Omit the pictures and output every entry below exactly as written.

◆ ◆ ◆ ◆

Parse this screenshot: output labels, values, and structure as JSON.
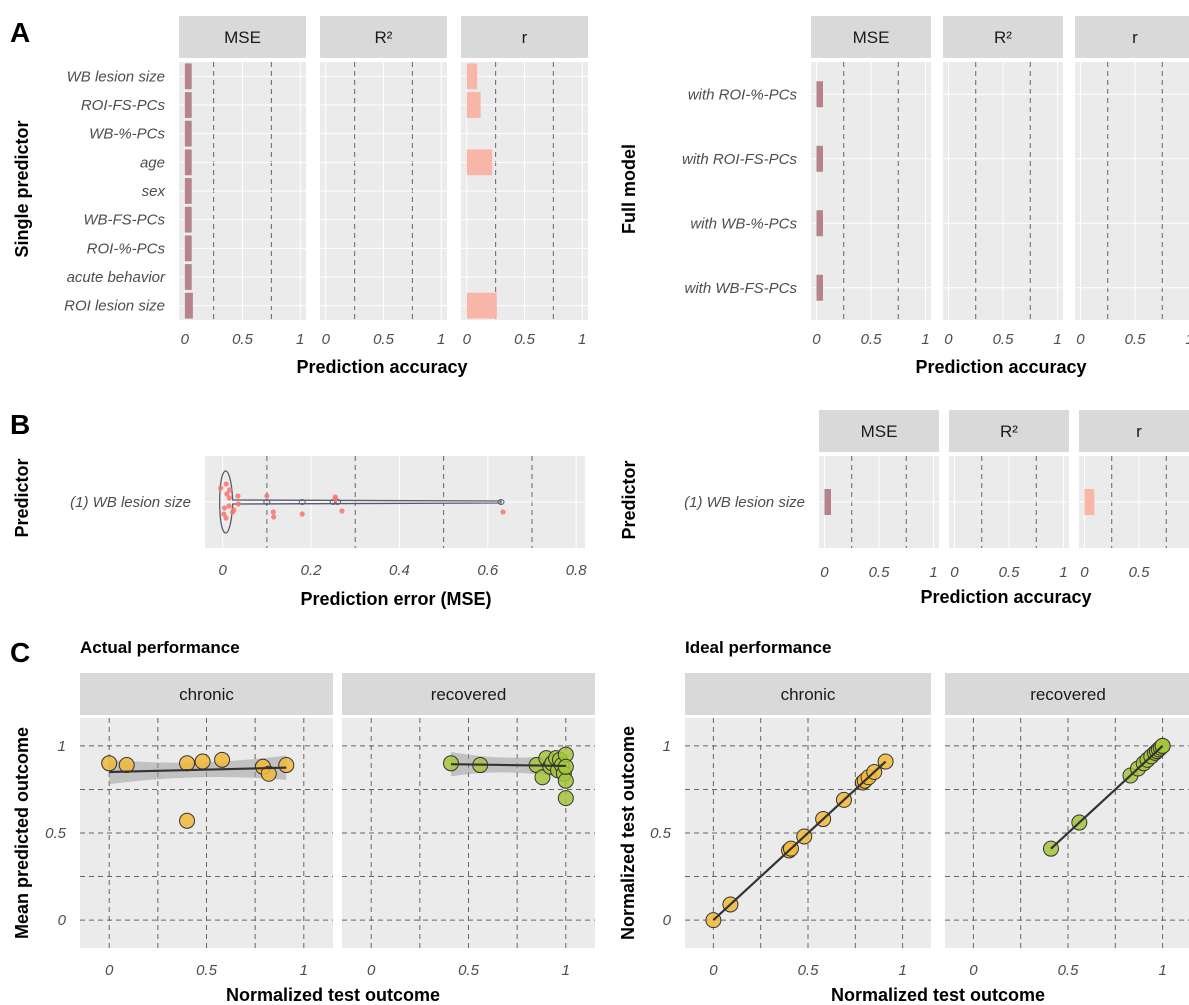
{
  "colors": {
    "mse_bar": "#b5838d",
    "r_bar": "#f7b6a8",
    "chronic_point": "#f2b93b",
    "recovered_point": "#a6c63b",
    "violin": "#5a5a6e",
    "jitter": "#f8766d",
    "ribbon": "#9e9e9e",
    "line": "#333333"
  },
  "labels": {
    "A": "A",
    "B": "B",
    "C": "C",
    "single_predictor": "Single predictor",
    "full_model": "Full model",
    "predictor": "Predictor",
    "prediction_accuracy": "Prediction accuracy",
    "prediction_error": "Prediction error (MSE)",
    "actual_performance": "Actual performance",
    "ideal_performance": "Ideal performance",
    "mean_predicted_outcome": "Mean predicted outcome",
    "normalized_test_outcome": "Normalized test outcome",
    "strip_mse": "MSE",
    "strip_r2": "R²",
    "strip_r": "r",
    "strip_chronic": "chronic",
    "strip_recovered": "recovered"
  },
  "chart_data": [
    {
      "id": "A-left",
      "type": "bar",
      "facets": [
        "MSE",
        "R²",
        "r"
      ],
      "categories": [
        "WB lesion size",
        "ROI-FS-PCs",
        "WB-%-PCs",
        "age",
        "sex",
        "WB-FS-PCs",
        "ROI-%-PCs",
        "acute behavior",
        "ROI lesion size"
      ],
      "series": [
        {
          "name": "MSE",
          "values": [
            0.06,
            0.06,
            0.06,
            0.06,
            0.06,
            0.06,
            0.06,
            0.06,
            0.07
          ]
        },
        {
          "name": "R²",
          "values": [
            0,
            0,
            0,
            0,
            0,
            0,
            0,
            0,
            0
          ]
        },
        {
          "name": "r",
          "values": [
            0.09,
            0.12,
            0,
            0.22,
            0,
            0,
            0,
            0,
            0.26
          ]
        }
      ],
      "x_ticks": [
        "0",
        "0.5",
        "1"
      ],
      "xlim": [
        -0.05,
        1.05
      ],
      "ylabel": "Single predictor",
      "xlabel": "Prediction accuracy"
    },
    {
      "id": "A-right",
      "type": "bar",
      "facets": [
        "MSE",
        "R²",
        "r"
      ],
      "categories": [
        "with ROI-%-PCs",
        "with ROI-FS-PCs",
        "with WB-%-PCs",
        "with WB-FS-PCs"
      ],
      "series": [
        {
          "name": "MSE",
          "values": [
            0.06,
            0.06,
            0.06,
            0.06
          ]
        },
        {
          "name": "R²",
          "values": [
            0,
            0,
            0,
            0
          ]
        },
        {
          "name": "r",
          "values": [
            0,
            0,
            0,
            0
          ]
        }
      ],
      "x_ticks": [
        "0",
        "0.5",
        "1"
      ],
      "xlim": [
        -0.05,
        1.05
      ],
      "ylabel": "Full model",
      "xlabel": "Prediction accuracy"
    },
    {
      "id": "B-left",
      "type": "scatter",
      "category": "(1) WB lesion size",
      "violin_range": [
        0,
        0.63
      ],
      "points": [
        0.0,
        0.004,
        0.005,
        0.007,
        0.008,
        0.01,
        0.012,
        0.015,
        0.018,
        0.02,
        0.025,
        0.03,
        0.04,
        0.1,
        0.11,
        0.12,
        0.18,
        0.25,
        0.26,
        0.27,
        0.63
      ],
      "x_ticks": [
        "0",
        "0.2",
        "0.4",
        "0.6",
        "0.8"
      ],
      "xlim": [
        -0.04,
        0.82
      ],
      "ylabel": "Predictor",
      "xlabel": "Prediction error (MSE)"
    },
    {
      "id": "B-right",
      "type": "bar",
      "facets": [
        "MSE",
        "R²",
        "r"
      ],
      "categories": [
        "(1) WB lesion size"
      ],
      "series": [
        {
          "name": "MSE",
          "values": [
            0.06
          ]
        },
        {
          "name": "R²",
          "values": [
            0
          ]
        },
        {
          "name": "r",
          "values": [
            0.09
          ]
        }
      ],
      "x_ticks": [
        "0",
        "0.5",
        "1"
      ],
      "xlim": [
        -0.05,
        1.05
      ],
      "ylabel": "Predictor",
      "xlabel": "Prediction accuracy"
    },
    {
      "id": "C-left",
      "type": "scatter",
      "subtitle": "Actual performance",
      "facets": [
        "chronic",
        "recovered"
      ],
      "series": [
        {
          "name": "chronic",
          "x": [
            0.0,
            0.09,
            0.4,
            0.4,
            0.48,
            0.58,
            0.79,
            0.82,
            0.91
          ],
          "y": [
            0.9,
            0.89,
            0.9,
            0.57,
            0.91,
            0.92,
            0.88,
            0.84,
            0.89
          ],
          "fit": [
            0.85,
            0.875
          ]
        },
        {
          "name": "recovered",
          "x": [
            0.41,
            0.56,
            0.85,
            0.88,
            0.9,
            0.92,
            0.93,
            0.95,
            0.96,
            0.97,
            0.98,
            0.99,
            1.0,
            1.0,
            1.0,
            1.0
          ],
          "y": [
            0.9,
            0.89,
            0.89,
            0.82,
            0.93,
            0.88,
            0.9,
            0.93,
            0.86,
            0.92,
            0.89,
            0.84,
            0.95,
            0.8,
            0.7,
            0.88
          ],
          "fit": [
            0.895,
            0.885
          ]
        }
      ],
      "x_ticks": [
        "0",
        "0.5",
        "1"
      ],
      "y_ticks": [
        "0",
        "0.5",
        "1"
      ],
      "xlim": [
        -0.15,
        1.15
      ],
      "ylim": [
        -0.16,
        1.16
      ],
      "ylabel": "Mean predicted outcome",
      "xlabel": "Normalized test outcome"
    },
    {
      "id": "C-right",
      "type": "scatter",
      "subtitle": "Ideal performance",
      "facets": [
        "chronic",
        "recovered"
      ],
      "series": [
        {
          "name": "chronic",
          "x": [
            0.0,
            0.09,
            0.4,
            0.41,
            0.48,
            0.58,
            0.69,
            0.79,
            0.8,
            0.82,
            0.85,
            0.91
          ],
          "y": [
            0.0,
            0.09,
            0.4,
            0.41,
            0.48,
            0.58,
            0.69,
            0.79,
            0.8,
            0.82,
            0.85,
            0.91
          ]
        },
        {
          "name": "recovered",
          "x": [
            0.41,
            0.56,
            0.83,
            0.87,
            0.9,
            0.92,
            0.94,
            0.96,
            0.97,
            0.98,
            0.99,
            1.0,
            1.0
          ],
          "y": [
            0.41,
            0.56,
            0.83,
            0.87,
            0.9,
            0.92,
            0.94,
            0.96,
            0.97,
            0.98,
            0.99,
            1.0,
            1.0
          ]
        }
      ],
      "x_ticks": [
        "0",
        "0.5",
        "1"
      ],
      "y_ticks": [
        "0",
        "0.5",
        "1"
      ],
      "xlim": [
        -0.15,
        1.15
      ],
      "ylim": [
        -0.16,
        1.16
      ],
      "ylabel": "Normalized test outcome",
      "xlabel": "Normalized test outcome"
    }
  ]
}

◆ ◆ ◆ ◆

* _TASK ANSWER_
Parse this screenshot: output labels, values, and structure as JSON.
{
  "colors": {
    "mse_bar": "#b5838d",
    "r_bar": "#f7b6a8",
    "chronic_point": "#f2b93b",
    "recovered_point": "#a6c63b",
    "violin": "#5a5a6e",
    "jitter": "#f8766d",
    "ribbon": "#9e9e9e",
    "line": "#333333"
  },
  "labels": {
    "A": "A",
    "B": "B",
    "C": "C",
    "single_predictor": "Single predictor",
    "full_model": "Full model",
    "predictor": "Predictor",
    "prediction_accuracy": "Prediction accuracy",
    "prediction_error": "Prediction error (MSE)",
    "actual_performance": "Actual performance",
    "ideal_performance": "Ideal performance",
    "mean_predicted_outcome": "Mean predicted outcome",
    "normalized_test_outcome": "Normalized test outcome",
    "strip_mse": "MSE",
    "strip_r2": "R²",
    "strip_r": "r",
    "strip_chronic": "chronic",
    "strip_recovered": "recovered"
  },
  "chart_data": [
    {
      "id": "A-left",
      "type": "bar",
      "facets": [
        "MSE",
        "R²",
        "r"
      ],
      "categories": [
        "WB lesion size",
        "ROI-FS-PCs",
        "WB-%-PCs",
        "age",
        "sex",
        "WB-FS-PCs",
        "ROI-%-PCs",
        "acute behavior",
        "ROI lesion size"
      ],
      "series": [
        {
          "name": "MSE",
          "values": [
            0.06,
            0.06,
            0.06,
            0.06,
            0.06,
            0.06,
            0.06,
            0.06,
            0.07
          ]
        },
        {
          "name": "R²",
          "values": [
            0,
            0,
            0,
            0,
            0,
            0,
            0,
            0,
            0
          ]
        },
        {
          "name": "r",
          "values": [
            0.09,
            0.12,
            0,
            0.22,
            0,
            0,
            0,
            0,
            0.26
          ]
        }
      ],
      "x_ticks": [
        "0",
        "0.5",
        "1"
      ],
      "xlim": [
        -0.05,
        1.05
      ],
      "ylabel": "Single predictor",
      "xlabel": "Prediction accuracy"
    },
    {
      "id": "A-right",
      "type": "bar",
      "facets": [
        "MSE",
        "R²",
        "r"
      ],
      "categories": [
        "with ROI-%-PCs",
        "with ROI-FS-PCs",
        "with WB-%-PCs",
        "with WB-FS-PCs"
      ],
      "series": [
        {
          "name": "MSE",
          "values": [
            0.06,
            0.06,
            0.06,
            0.06
          ]
        },
        {
          "name": "R²",
          "values": [
            0,
            0,
            0,
            0
          ]
        },
        {
          "name": "r",
          "values": [
            0,
            0,
            0,
            0
          ]
        }
      ],
      "x_ticks": [
        "0",
        "0.5",
        "1"
      ],
      "xlim": [
        -0.05,
        1.05
      ],
      "ylabel": "Full model",
      "xlabel": "Prediction accuracy"
    },
    {
      "id": "B-left",
      "type": "scatter",
      "category": "(1) WB lesion size",
      "violin_range": [
        0,
        0.63
      ],
      "points": [
        0.0,
        0.004,
        0.005,
        0.007,
        0.008,
        0.01,
        0.012,
        0.015,
        0.018,
        0.02,
        0.025,
        0.03,
        0.04,
        0.1,
        0.11,
        0.12,
        0.18,
        0.25,
        0.26,
        0.27,
        0.63
      ],
      "x_ticks": [
        "0",
        "0.2",
        "0.4",
        "0.6",
        "0.8"
      ],
      "xlim": [
        -0.04,
        0.82
      ],
      "ylabel": "Predictor",
      "xlabel": "Prediction error (MSE)"
    },
    {
      "id": "B-right",
      "type": "bar",
      "facets": [
        "MSE",
        "R²",
        "r"
      ],
      "categories": [
        "(1) WB lesion size"
      ],
      "series": [
        {
          "name": "MSE",
          "values": [
            0.06
          ]
        },
        {
          "name": "R²",
          "values": [
            0
          ]
        },
        {
          "name": "r",
          "values": [
            0.09
          ]
        }
      ],
      "x_ticks": [
        "0",
        "0.5",
        "1"
      ],
      "xlim": [
        -0.05,
        1.05
      ],
      "ylabel": "Predictor",
      "xlabel": "Prediction accuracy"
    },
    {
      "id": "C-left",
      "type": "scatter",
      "subtitle": "Actual performance",
      "facets": [
        "chronic",
        "recovered"
      ],
      "series": [
        {
          "name": "chronic",
          "x": [
            0.0,
            0.09,
            0.4,
            0.4,
            0.48,
            0.58,
            0.79,
            0.82,
            0.91
          ],
          "y": [
            0.9,
            0.89,
            0.9,
            0.57,
            0.91,
            0.92,
            0.88,
            0.84,
            0.89
          ],
          "fit": [
            0.85,
            0.875
          ]
        },
        {
          "name": "recovered",
          "x": [
            0.41,
            0.56,
            0.85,
            0.88,
            0.9,
            0.92,
            0.93,
            0.95,
            0.96,
            0.97,
            0.98,
            0.99,
            1.0,
            1.0,
            1.0,
            1.0
          ],
          "y": [
            0.9,
            0.89,
            0.89,
            0.82,
            0.93,
            0.88,
            0.9,
            0.93,
            0.86,
            0.92,
            0.89,
            0.84,
            0.95,
            0.8,
            0.7,
            0.88
          ],
          "fit": [
            0.895,
            0.885
          ]
        }
      ],
      "x_ticks": [
        "0",
        "0.5",
        "1"
      ],
      "y_ticks": [
        "0",
        "0.5",
        "1"
      ],
      "xlim": [
        -0.15,
        1.15
      ],
      "ylim": [
        -0.16,
        1.16
      ],
      "ylabel": "Mean predicted outcome",
      "xlabel": "Normalized test outcome"
    },
    {
      "id": "C-right",
      "type": "scatter",
      "subtitle": "Ideal performance",
      "facets": [
        "chronic",
        "recovered"
      ],
      "series": [
        {
          "name": "chronic",
          "x": [
            0.0,
            0.09,
            0.4,
            0.41,
            0.48,
            0.58,
            0.69,
            0.79,
            0.8,
            0.82,
            0.85,
            0.91
          ],
          "y": [
            0.0,
            0.09,
            0.4,
            0.41,
            0.48,
            0.58,
            0.69,
            0.79,
            0.8,
            0.82,
            0.85,
            0.91
          ]
        },
        {
          "name": "recovered",
          "x": [
            0.41,
            0.56,
            0.83,
            0.87,
            0.9,
            0.92,
            0.94,
            0.96,
            0.97,
            0.98,
            0.99,
            1.0,
            1.0
          ],
          "y": [
            0.41,
            0.56,
            0.83,
            0.87,
            0.9,
            0.92,
            0.94,
            0.96,
            0.97,
            0.98,
            0.99,
            1.0,
            1.0
          ]
        }
      ],
      "x_ticks": [
        "0",
        "0.5",
        "1"
      ],
      "y_ticks": [
        "0",
        "0.5",
        "1"
      ],
      "xlim": [
        -0.15,
        1.15
      ],
      "ylim": [
        -0.16,
        1.16
      ],
      "ylabel": "Normalized test outcome",
      "xlabel": "Normalized test outcome"
    }
  ]
}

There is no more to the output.